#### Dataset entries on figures

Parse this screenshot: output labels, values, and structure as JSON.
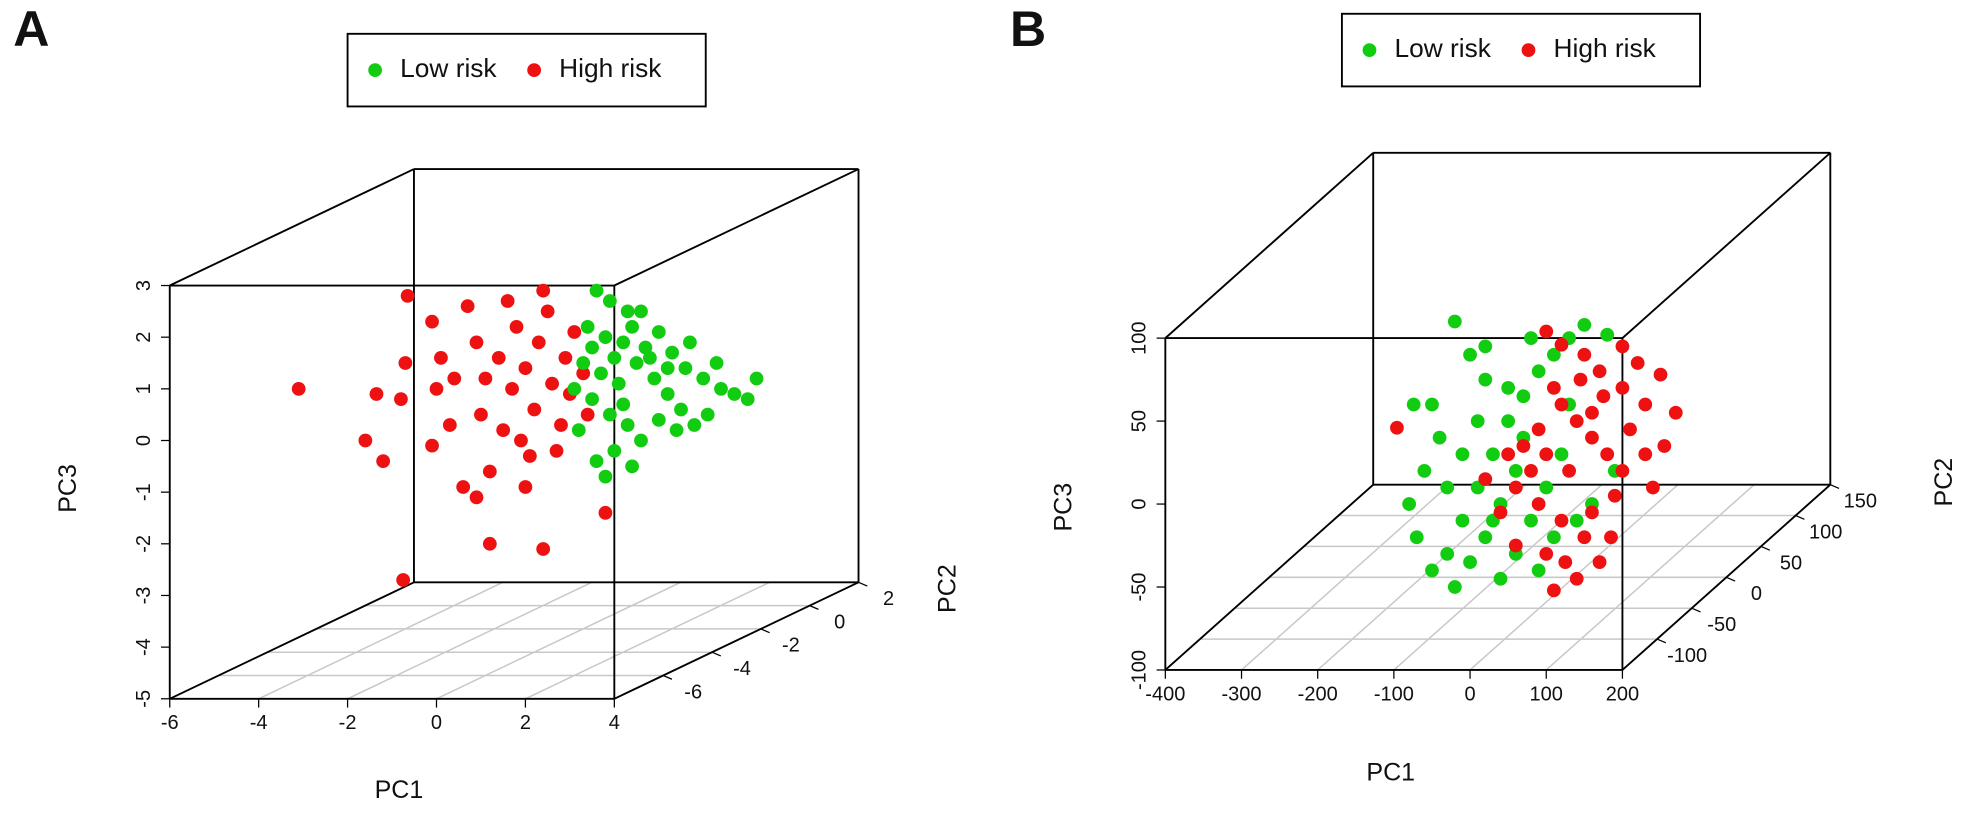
{
  "chart_data": [
    {
      "type": "scatter3d",
      "panel_label": "A",
      "x_label": "PC1",
      "y_label": "PC3",
      "z_label": "PC2",
      "xlim": [
        -6,
        4
      ],
      "ylim": [
        -5,
        3
      ],
      "zlim": [
        -8,
        2
      ],
      "xticks": [
        -6,
        -4,
        -2,
        0,
        2,
        4
      ],
      "yticks": [
        -5,
        -4,
        -3,
        -2,
        -1,
        0,
        1,
        2,
        3
      ],
      "zticks": [
        -6,
        -4,
        -2,
        0,
        2
      ],
      "floor_grid": true,
      "series": [
        {
          "name": "High risk",
          "color": "#ee1111",
          "x": [
            -3.1,
            -1.35,
            -1.6,
            -1.2,
            -0.7,
            -0.65,
            -0.1,
            -0.8,
            -0.1,
            -0.75,
            1.2,
            2.4,
            3.8,
            0.1,
            0.4,
            0.7,
            0.9,
            1.0,
            1.2,
            0.6,
            0.9,
            1.5,
            1.7,
            1.8,
            2.0,
            2.2,
            2.3,
            2.5,
            2.6,
            2.8,
            2.9,
            3.0,
            3.1,
            2.1,
            1.4,
            0.3,
            1.6,
            3.3,
            2.7,
            0.0,
            1.1,
            1.9,
            2.4,
            2.0,
            3.4
          ],
          "values": [
            1.0,
            0.9,
            0.0,
            -0.4,
            1.5,
            2.8,
            2.3,
            0.8,
            -0.1,
            -2.7,
            -2.0,
            -2.1,
            -1.4,
            1.6,
            1.2,
            2.6,
            1.9,
            0.5,
            -0.6,
            -0.9,
            -1.1,
            0.2,
            1.0,
            2.2,
            1.4,
            0.6,
            1.9,
            2.5,
            1.1,
            0.3,
            1.6,
            0.9,
            2.1,
            -0.3,
            1.6,
            0.3,
            2.7,
            1.3,
            -0.2,
            1.0,
            1.2,
            0.0,
            2.9,
            -0.9,
            0.5
          ]
        },
        {
          "name": "Low risk",
          "color": "#11cc11",
          "x": [
            3.6,
            3.9,
            4.3,
            4.6,
            3.4,
            3.8,
            4.2,
            4.7,
            5.0,
            5.3,
            5.6,
            6.0,
            6.4,
            7.2,
            7.0,
            3.3,
            3.7,
            4.1,
            4.5,
            4.9,
            5.2,
            5.5,
            5.8,
            6.1,
            6.7,
            3.5,
            3.9,
            4.3,
            4.0,
            3.6,
            3.2,
            4.6,
            5.0,
            5.4,
            4.4,
            3.8,
            4.8,
            5.2,
            4.0,
            3.5,
            4.4,
            5.7,
            6.3,
            3.1,
            4.2
          ],
          "values": [
            2.9,
            2.7,
            2.5,
            2.5,
            2.2,
            2.0,
            1.9,
            1.8,
            2.1,
            1.7,
            1.4,
            1.2,
            1.0,
            1.2,
            0.8,
            1.5,
            1.3,
            1.1,
            1.5,
            1.2,
            0.9,
            0.6,
            0.3,
            0.5,
            0.9,
            0.8,
            0.5,
            0.3,
            -0.2,
            -0.4,
            0.2,
            0.0,
            0.4,
            0.2,
            -0.5,
            -0.7,
            1.6,
            1.4,
            1.6,
            1.8,
            2.2,
            1.9,
            1.5,
            1.0,
            0.7
          ]
        }
      ]
    },
    {
      "type": "scatter3d",
      "panel_label": "B",
      "x_label": "PC1",
      "y_label": "PC3",
      "z_label": "PC2",
      "xlim": [
        -400,
        200
      ],
      "ylim": [
        -100,
        100
      ],
      "zlim": [
        -150,
        150
      ],
      "xticks": [
        -400,
        -300,
        -200,
        -100,
        0,
        100,
        200
      ],
      "yticks": [
        -100,
        -50,
        0,
        50,
        100
      ],
      "zticks": [
        -100,
        -50,
        0,
        50,
        100,
        150
      ],
      "floor_grid": true,
      "series": [
        {
          "name": "Low risk",
          "color": "#11cc11",
          "x": [
            -74,
            -20,
            0,
            20,
            -40,
            -60,
            -80,
            -70,
            -50,
            -30,
            -10,
            10,
            30,
            50,
            70,
            90,
            110,
            130,
            150,
            180,
            60,
            40,
            20,
            0,
            -20,
            40,
            60,
            80,
            100,
            120,
            140,
            160,
            190,
            -30,
            -10,
            10,
            30,
            70,
            50,
            90,
            110,
            130,
            20,
            -50,
            80
          ],
          "values": [
            60,
            110,
            90,
            75,
            40,
            20,
            0,
            -20,
            -40,
            -30,
            -10,
            10,
            30,
            50,
            65,
            80,
            90,
            100,
            108,
            102,
            20,
            0,
            -20,
            -35,
            -50,
            -45,
            -30,
            -10,
            10,
            30,
            -10,
            0,
            20,
            10,
            30,
            50,
            -10,
            40,
            70,
            -40,
            -20,
            60,
            95,
            60,
            100
          ]
        },
        {
          "name": "High risk",
          "color": "#ee1111",
          "x": [
            -96,
            100,
            120,
            150,
            170,
            200,
            230,
            250,
            270,
            120,
            140,
            160,
            180,
            200,
            230,
            100,
            80,
            60,
            90,
            120,
            150,
            170,
            140,
            110,
            60,
            40,
            20,
            160,
            210,
            240,
            190,
            130,
            110,
            175,
            145,
            90,
            70,
            200,
            220,
            160,
            100,
            50,
            255,
            185,
            125
          ],
          "values": [
            46,
            104,
            96,
            90,
            80,
            70,
            60,
            78,
            55,
            60,
            50,
            40,
            30,
            20,
            30,
            30,
            20,
            10,
            0,
            -10,
            -20,
            -35,
            -45,
            -52,
            -25,
            -5,
            15,
            55,
            45,
            10,
            5,
            20,
            70,
            65,
            75,
            45,
            35,
            95,
            85,
            -5,
            -30,
            30,
            35,
            -20,
            -35
          ]
        }
      ]
    }
  ]
}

#### WHAT IS NEEDED
Using the data above, print every line exactly, omitting pictures.

#### RESPONSE TO THIS TASK
Parse this screenshot: output labels, values, and structure as JSON.
{
  "chart_data": [
    {
      "type": "scatter3d",
      "panel_label": "A",
      "x_label": "PC1",
      "y_label": "PC3",
      "z_label": "PC2",
      "xlim": [
        -6,
        4
      ],
      "ylim": [
        -5,
        3
      ],
      "zlim": [
        -8,
        2
      ],
      "xticks": [
        -6,
        -4,
        -2,
        0,
        2,
        4
      ],
      "yticks": [
        -5,
        -4,
        -3,
        -2,
        -1,
        0,
        1,
        2,
        3
      ],
      "zticks": [
        -6,
        -4,
        -2,
        0,
        2
      ],
      "floor_grid": true,
      "series": [
        {
          "name": "High risk",
          "color": "#ee1111",
          "x": [
            -3.1,
            -1.35,
            -1.6,
            -1.2,
            -0.7,
            -0.65,
            -0.1,
            -0.8,
            -0.1,
            -0.75,
            1.2,
            2.4,
            3.8,
            0.1,
            0.4,
            0.7,
            0.9,
            1.0,
            1.2,
            0.6,
            0.9,
            1.5,
            1.7,
            1.8,
            2.0,
            2.2,
            2.3,
            2.5,
            2.6,
            2.8,
            2.9,
            3.0,
            3.1,
            2.1,
            1.4,
            0.3,
            1.6,
            3.3,
            2.7,
            0.0,
            1.1,
            1.9,
            2.4,
            2.0,
            3.4
          ],
          "values": [
            1.0,
            0.9,
            0.0,
            -0.4,
            1.5,
            2.8,
            2.3,
            0.8,
            -0.1,
            -2.7,
            -2.0,
            -2.1,
            -1.4,
            1.6,
            1.2,
            2.6,
            1.9,
            0.5,
            -0.6,
            -0.9,
            -1.1,
            0.2,
            1.0,
            2.2,
            1.4,
            0.6,
            1.9,
            2.5,
            1.1,
            0.3,
            1.6,
            0.9,
            2.1,
            -0.3,
            1.6,
            0.3,
            2.7,
            1.3,
            -0.2,
            1.0,
            1.2,
            0.0,
            2.9,
            -0.9,
            0.5
          ]
        },
        {
          "name": "Low risk",
          "color": "#11cc11",
          "x": [
            3.6,
            3.9,
            4.3,
            4.6,
            3.4,
            3.8,
            4.2,
            4.7,
            5.0,
            5.3,
            5.6,
            6.0,
            6.4,
            7.2,
            7.0,
            3.3,
            3.7,
            4.1,
            4.5,
            4.9,
            5.2,
            5.5,
            5.8,
            6.1,
            6.7,
            3.5,
            3.9,
            4.3,
            4.0,
            3.6,
            3.2,
            4.6,
            5.0,
            5.4,
            4.4,
            3.8,
            4.8,
            5.2,
            4.0,
            3.5,
            4.4,
            5.7,
            6.3,
            3.1,
            4.2
          ],
          "values": [
            2.9,
            2.7,
            2.5,
            2.5,
            2.2,
            2.0,
            1.9,
            1.8,
            2.1,
            1.7,
            1.4,
            1.2,
            1.0,
            1.2,
            0.8,
            1.5,
            1.3,
            1.1,
            1.5,
            1.2,
            0.9,
            0.6,
            0.3,
            0.5,
            0.9,
            0.8,
            0.5,
            0.3,
            -0.2,
            -0.4,
            0.2,
            0.0,
            0.4,
            0.2,
            -0.5,
            -0.7,
            1.6,
            1.4,
            1.6,
            1.8,
            2.2,
            1.9,
            1.5,
            1.0,
            0.7
          ]
        }
      ]
    },
    {
      "type": "scatter3d",
      "panel_label": "B",
      "x_label": "PC1",
      "y_label": "PC3",
      "z_label": "PC2",
      "xlim": [
        -400,
        200
      ],
      "ylim": [
        -100,
        100
      ],
      "zlim": [
        -150,
        150
      ],
      "xticks": [
        -400,
        -300,
        -200,
        -100,
        0,
        100,
        200
      ],
      "yticks": [
        -100,
        -50,
        0,
        50,
        100
      ],
      "zticks": [
        -100,
        -50,
        0,
        50,
        100,
        150
      ],
      "floor_grid": true,
      "series": [
        {
          "name": "Low risk",
          "color": "#11cc11",
          "x": [
            -74,
            -20,
            0,
            20,
            -40,
            -60,
            -80,
            -70,
            -50,
            -30,
            -10,
            10,
            30,
            50,
            70,
            90,
            110,
            130,
            150,
            180,
            60,
            40,
            20,
            0,
            -20,
            40,
            60,
            80,
            100,
            120,
            140,
            160,
            190,
            -30,
            -10,
            10,
            30,
            70,
            50,
            90,
            110,
            130,
            20,
            -50,
            80
          ],
          "values": [
            60,
            110,
            90,
            75,
            40,
            20,
            0,
            -20,
            -40,
            -30,
            -10,
            10,
            30,
            50,
            65,
            80,
            90,
            100,
            108,
            102,
            20,
            0,
            -20,
            -35,
            -50,
            -45,
            -30,
            -10,
            10,
            30,
            -10,
            0,
            20,
            10,
            30,
            50,
            -10,
            40,
            70,
            -40,
            -20,
            60,
            95,
            60,
            100
          ]
        },
        {
          "name": "High risk",
          "color": "#ee1111",
          "x": [
            -96,
            100,
            120,
            150,
            170,
            200,
            230,
            250,
            270,
            120,
            140,
            160,
            180,
            200,
            230,
            100,
            80,
            60,
            90,
            120,
            150,
            170,
            140,
            110,
            60,
            40,
            20,
            160,
            210,
            240,
            190,
            130,
            110,
            175,
            145,
            90,
            70,
            200,
            220,
            160,
            100,
            50,
            255,
            185,
            125
          ],
          "values": [
            46,
            104,
            96,
            90,
            80,
            70,
            60,
            78,
            55,
            60,
            50,
            40,
            30,
            20,
            30,
            30,
            20,
            10,
            0,
            -10,
            -20,
            -35,
            -45,
            -52,
            -25,
            -5,
            15,
            55,
            45,
            10,
            5,
            20,
            70,
            65,
            75,
            45,
            35,
            95,
            85,
            -5,
            -30,
            30,
            35,
            -20,
            -35
          ]
        }
      ]
    }
  ]
}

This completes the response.